Extracted text:
* * *

TraMineR

seqdist {TraMineR}

R Documentation

Distances (dissimilarities) between sequences

Description

Computes pairwise dissimilarities between sequences or dissimilarity from a reference sequence. Several dissimilarity measures can be chosen, including optimal matching (OM) and many of its variants, distance based on the count of common attributes, and distances between state distributions within sequences.

Usage

seqdist(seqdata, method, refseq = NULL, norm = "none", indel = "auto", sm = NULL,
  with.missing = FALSE, full.matrix = TRUE, kweights = rep(1.0, ncol(seqdata)),
  tpow = 1.0, expcost = 0.5, context, link = "mean", h = 0.5, nu,
  transindel = "constant", otto, previous = FALSE, add.column = TRUE,
  breaks = NULL, step = 1, overlap = FALSE, weighted = TRUE,
  global.pdotj = NULL, prox = NULL, check.max.size=TRUE,
  opt.args = list())

Arguments

`seqdata`	State sequence object of class `stslist`. The sequence data to use. Use `seqdef` to create such an object.
`method`	String. The dissimilarity measure to use. It can be `"OM"`, `"OMloc"`, `"OMslen"`, `"OMspell"`, `"OMstran"`, `"HAM"`, `"DHD"`, `"CHI2"`, `"EUCLID"`, `"LCS"`, `"LCP"`, `"RLCP"`, `"NMS"`, `"NMSMST"`, `"SVRspell"`, or `"TWED"`. See the Details section.
`refseq`	`NULL`, Integer, State Sequence Object, or List. Default: `NULL`. The baseline sequence to compute the distances from. When an integer, the index of a sequence in `seqdata` or `0` for the most frequent sequence. When a state sequence object, it must contain a single sequence and have the same alphabet as `seqdata`. When a list, it must be a list of two sets of indexes of `seqdata` rows.
`norm`	String. Default: `"none"`. The normalization to use when `method` is one of `"OM"`, `"OMloc"`, `"OMslen"`, `"OMspell"`, `"OMstran"`, `"TWED"`, `"HAM"`, `"DHD"`, `"LCS"`, `"LCP"`, `"RLCP"`, `"CHI2"`, `"EUCLID"`. It can be `"none"`, `"auto"`, or, except for `"CHI2"` and `"EUCLID"`, `"maxlength"`, `"gmean"`, `"maxdist"`, or `"YujianBo"`. `"auto"` is equivalent to `"maxlength"` when `method` is one of `"OM"`, `"HAM"`, or `"DHD"`, to `"gmean"` when `method` is one of `"LCS"`, `"LCP"`, or `"RLCP"`, to `YujianBo` when `method` is one of `"OMloc"`, `"OMslen"`, `"OMspell"`, `"OMstran"`, `"TWED"`. See the Details section.
`indel`	Double, Vector of Doubles, or String. Default: `"auto"`. Insertion/deletion cost(s). Applies when `method` is one of `"OM"`, `"OMslen"`, `"OMspell"`, or `"OMstran"`. The single state-independent insertion/deletion cost when a double. The state-dependent insertion/deletion costs when a vector of doubles. The vector should contain an indel cost by state in the order of the alphabet. When `"auto"`, the indel is set as `max(sm)/2` when `sm` is a matrix and is computed by means of `seqcost` when `sm` is a string specifying a cost method.

* * *

Listed entries:
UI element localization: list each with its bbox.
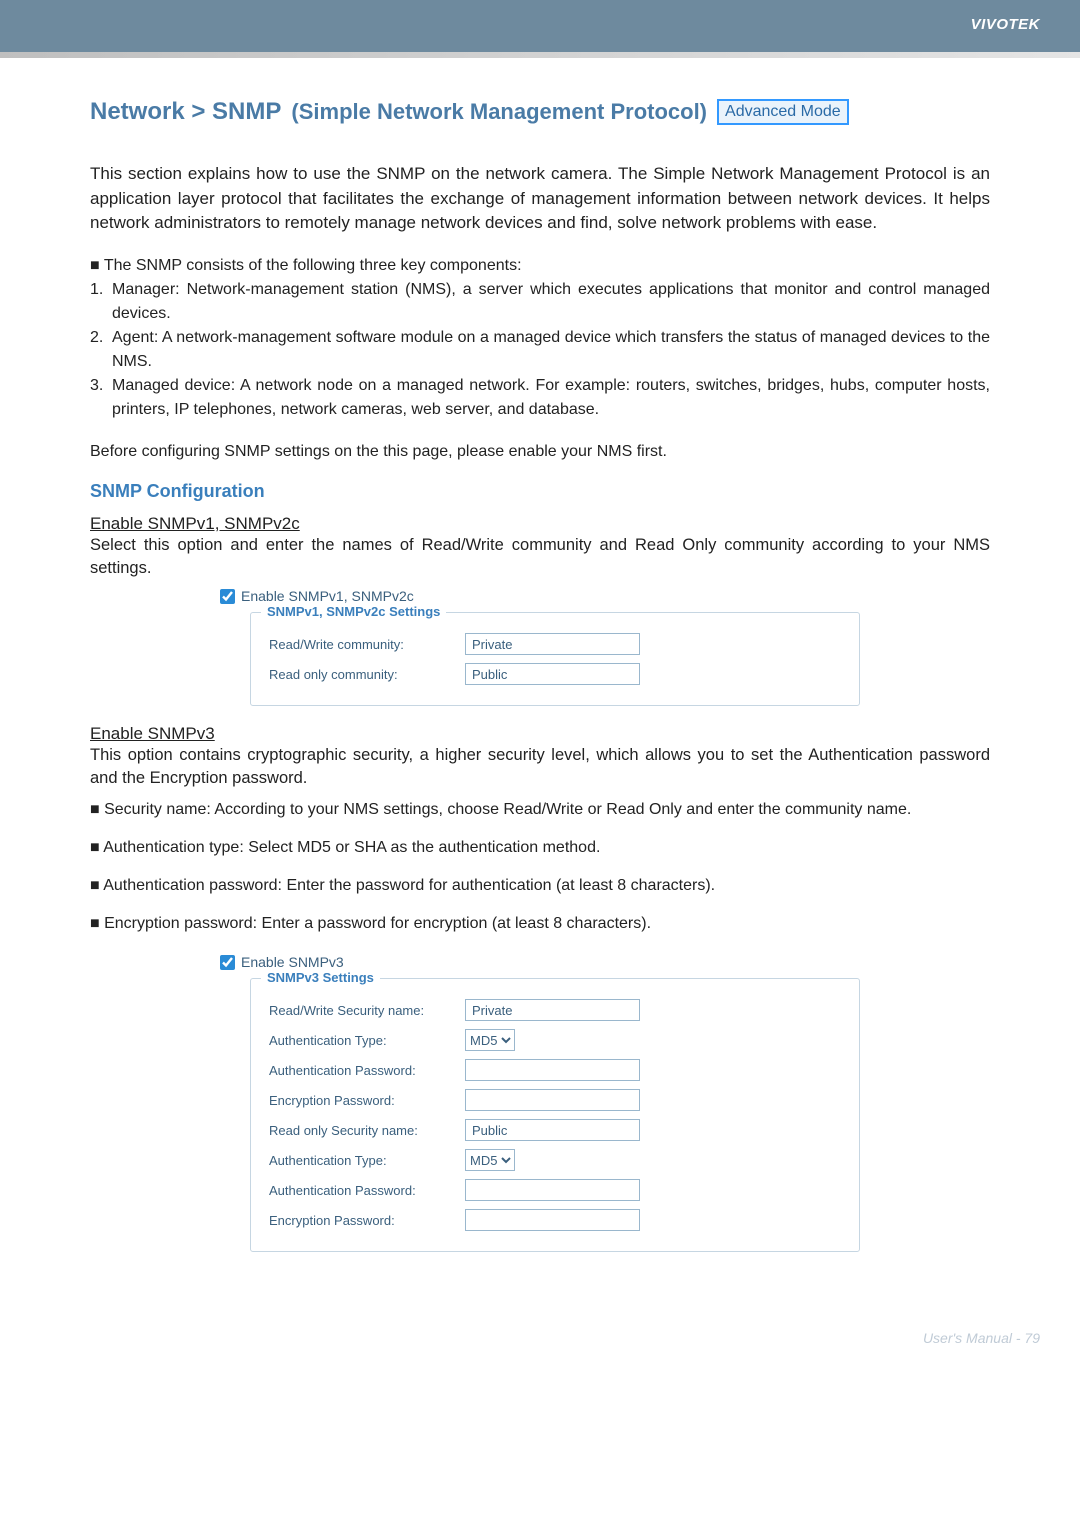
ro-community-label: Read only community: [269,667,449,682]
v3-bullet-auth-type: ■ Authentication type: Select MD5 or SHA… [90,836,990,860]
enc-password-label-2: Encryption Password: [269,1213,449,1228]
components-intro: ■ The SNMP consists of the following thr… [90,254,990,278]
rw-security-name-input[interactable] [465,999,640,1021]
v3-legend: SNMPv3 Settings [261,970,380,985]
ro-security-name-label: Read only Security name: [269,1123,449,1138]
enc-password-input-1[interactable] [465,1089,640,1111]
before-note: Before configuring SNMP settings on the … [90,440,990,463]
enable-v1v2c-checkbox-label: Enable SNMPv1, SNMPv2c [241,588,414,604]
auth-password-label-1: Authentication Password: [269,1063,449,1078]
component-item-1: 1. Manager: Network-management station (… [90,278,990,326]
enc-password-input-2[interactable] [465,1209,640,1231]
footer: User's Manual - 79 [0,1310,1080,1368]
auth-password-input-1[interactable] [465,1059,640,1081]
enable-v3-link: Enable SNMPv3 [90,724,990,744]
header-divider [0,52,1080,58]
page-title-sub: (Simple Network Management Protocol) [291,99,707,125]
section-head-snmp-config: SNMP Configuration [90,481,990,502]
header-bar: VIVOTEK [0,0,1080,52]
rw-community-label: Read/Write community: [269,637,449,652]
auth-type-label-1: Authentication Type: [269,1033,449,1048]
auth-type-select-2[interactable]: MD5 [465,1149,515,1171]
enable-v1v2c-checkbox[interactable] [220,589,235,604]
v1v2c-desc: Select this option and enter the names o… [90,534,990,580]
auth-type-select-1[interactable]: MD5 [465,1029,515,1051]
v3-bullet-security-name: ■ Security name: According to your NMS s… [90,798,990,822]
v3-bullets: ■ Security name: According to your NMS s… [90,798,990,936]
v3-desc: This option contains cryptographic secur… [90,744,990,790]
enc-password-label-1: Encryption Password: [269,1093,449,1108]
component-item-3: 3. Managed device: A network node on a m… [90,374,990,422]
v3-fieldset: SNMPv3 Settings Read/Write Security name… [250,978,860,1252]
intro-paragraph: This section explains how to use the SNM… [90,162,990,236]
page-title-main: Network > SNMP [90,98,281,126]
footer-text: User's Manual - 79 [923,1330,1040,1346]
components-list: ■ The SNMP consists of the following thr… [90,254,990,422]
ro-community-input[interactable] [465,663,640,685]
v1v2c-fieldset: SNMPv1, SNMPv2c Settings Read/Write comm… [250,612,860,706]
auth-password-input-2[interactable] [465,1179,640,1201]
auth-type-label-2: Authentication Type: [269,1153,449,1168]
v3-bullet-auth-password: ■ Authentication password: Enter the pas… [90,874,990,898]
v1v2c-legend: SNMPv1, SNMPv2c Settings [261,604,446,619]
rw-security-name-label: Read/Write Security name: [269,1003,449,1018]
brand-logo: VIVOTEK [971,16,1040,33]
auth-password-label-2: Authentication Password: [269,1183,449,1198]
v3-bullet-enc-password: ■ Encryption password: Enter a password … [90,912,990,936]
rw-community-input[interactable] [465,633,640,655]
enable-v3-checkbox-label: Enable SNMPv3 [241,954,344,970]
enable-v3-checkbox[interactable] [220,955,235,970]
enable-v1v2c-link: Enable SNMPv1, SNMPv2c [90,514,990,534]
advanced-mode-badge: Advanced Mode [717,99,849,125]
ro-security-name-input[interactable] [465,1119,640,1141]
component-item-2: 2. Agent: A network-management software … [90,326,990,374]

* * *

Written request 1:
List every value that the seqdist documentation allows for the `norm` argument.
Written request 2:
In the seqdist documentation, how is the insertion/deletion cost set when `indel` keeps its default value?
Written request 3:
Using the seqdist documentation, decide whether each statement agrees with it. Answer yes or no, and quote the words that decide it.
(a) The `"maxdist"` normalization can be used when `method` is `"CHI2"`.
(b) Setting `refseq` to 0 selects the most frequent sequence as the baseline.
(c) The `indel` argument applies when `method` is `"HAM"`.

Response 1:
- `"none"`
- `"auto"`
- `"maxlength"`
- `"gmean"`
- `"maxdist"`
- `"YujianBo"`

Response 2:
The default is `"auto"`. If `sm` is a matrix, the indel is set to `max(sm)/2`. If `sm` is a string that specifies a cost method, the indel is computed with `seqcost`.

Response 3:
(a) No: "except for `"CHI2"` and `"EUCLID"`, `"maxlength"`, `"gmean"`, `"maxdist"`, or `"YujianBo"`"
(b) Yes: "`0` for the most frequent sequence"
(c) No: "Applies when `method` is one of `"OM"`, `"OMslen"`, `"OMspell"`, or `"OMstran"`."